◆ Your instructions
Count how many lines hold the string "strike". Give that number alone.

[Dataset items]
* * * *

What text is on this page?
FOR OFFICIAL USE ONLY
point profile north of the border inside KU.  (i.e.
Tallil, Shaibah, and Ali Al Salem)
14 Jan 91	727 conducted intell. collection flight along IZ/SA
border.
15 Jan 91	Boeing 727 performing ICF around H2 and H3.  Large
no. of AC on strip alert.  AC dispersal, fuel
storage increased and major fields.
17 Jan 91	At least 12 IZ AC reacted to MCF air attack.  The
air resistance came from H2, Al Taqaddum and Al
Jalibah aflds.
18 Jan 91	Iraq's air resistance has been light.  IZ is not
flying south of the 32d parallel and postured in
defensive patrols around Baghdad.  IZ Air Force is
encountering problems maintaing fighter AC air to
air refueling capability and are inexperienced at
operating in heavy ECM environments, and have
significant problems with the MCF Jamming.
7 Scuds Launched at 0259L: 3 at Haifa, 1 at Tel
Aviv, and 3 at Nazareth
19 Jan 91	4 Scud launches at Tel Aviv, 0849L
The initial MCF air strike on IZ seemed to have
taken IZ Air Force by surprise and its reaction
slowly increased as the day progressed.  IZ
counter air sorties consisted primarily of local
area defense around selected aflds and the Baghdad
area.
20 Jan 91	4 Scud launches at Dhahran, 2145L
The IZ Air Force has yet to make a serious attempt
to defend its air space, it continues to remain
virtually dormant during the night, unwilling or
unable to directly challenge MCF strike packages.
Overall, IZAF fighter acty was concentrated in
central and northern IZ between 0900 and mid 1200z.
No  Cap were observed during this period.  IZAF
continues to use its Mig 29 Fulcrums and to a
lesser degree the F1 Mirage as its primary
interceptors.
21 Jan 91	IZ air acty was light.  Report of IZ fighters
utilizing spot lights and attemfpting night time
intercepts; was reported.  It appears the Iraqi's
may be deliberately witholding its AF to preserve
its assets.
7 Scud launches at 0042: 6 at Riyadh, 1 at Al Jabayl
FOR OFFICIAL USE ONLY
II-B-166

* * * *

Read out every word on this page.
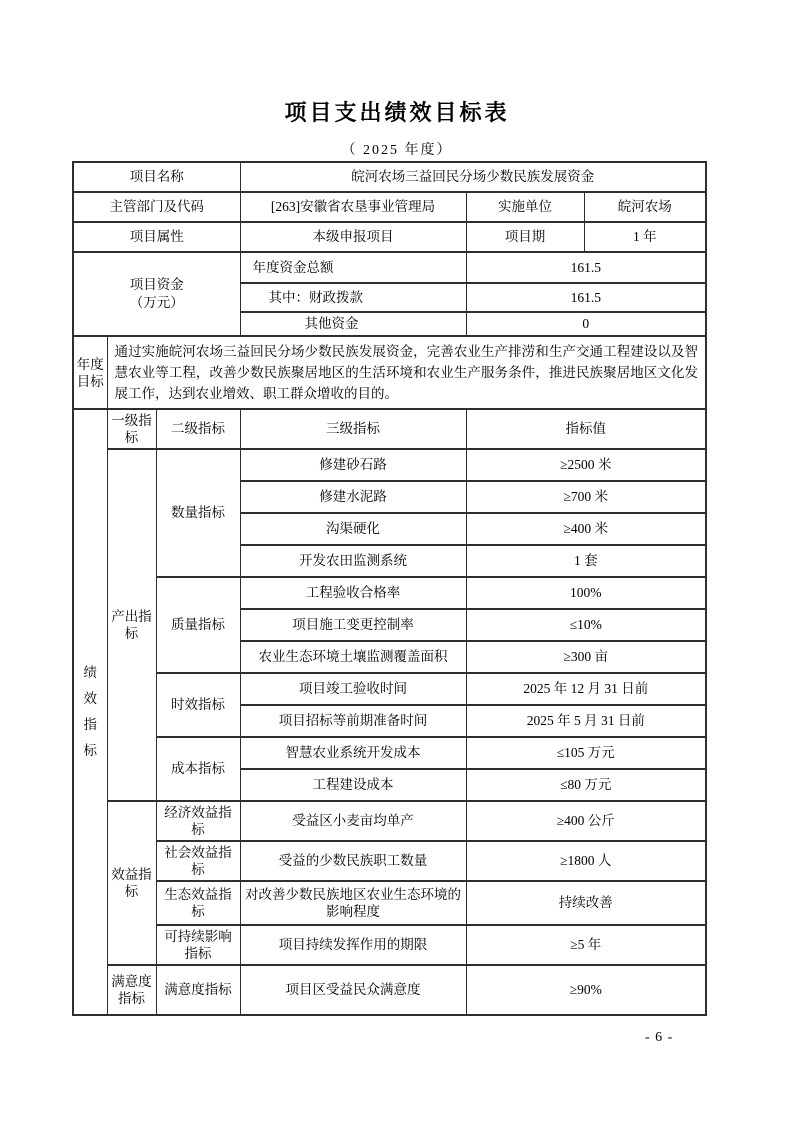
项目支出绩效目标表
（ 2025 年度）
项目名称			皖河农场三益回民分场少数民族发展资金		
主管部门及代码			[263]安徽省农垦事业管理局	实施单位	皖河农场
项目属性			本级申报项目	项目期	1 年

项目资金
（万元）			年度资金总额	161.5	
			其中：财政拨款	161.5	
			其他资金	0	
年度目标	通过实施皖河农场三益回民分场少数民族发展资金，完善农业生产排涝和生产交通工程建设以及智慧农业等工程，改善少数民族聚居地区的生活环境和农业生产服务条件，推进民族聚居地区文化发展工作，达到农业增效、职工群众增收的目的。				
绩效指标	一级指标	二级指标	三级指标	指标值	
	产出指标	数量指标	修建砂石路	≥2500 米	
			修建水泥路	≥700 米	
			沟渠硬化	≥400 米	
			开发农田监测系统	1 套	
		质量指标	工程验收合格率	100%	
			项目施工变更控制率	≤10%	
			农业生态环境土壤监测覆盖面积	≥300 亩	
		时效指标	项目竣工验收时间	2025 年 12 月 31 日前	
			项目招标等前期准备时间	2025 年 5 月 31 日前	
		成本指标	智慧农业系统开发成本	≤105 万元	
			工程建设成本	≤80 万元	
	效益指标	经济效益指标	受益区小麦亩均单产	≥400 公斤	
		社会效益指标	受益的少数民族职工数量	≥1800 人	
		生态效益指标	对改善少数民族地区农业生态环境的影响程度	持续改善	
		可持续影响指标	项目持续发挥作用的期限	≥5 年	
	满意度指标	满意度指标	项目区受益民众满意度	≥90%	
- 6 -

* * * *

◆ Result of the task
2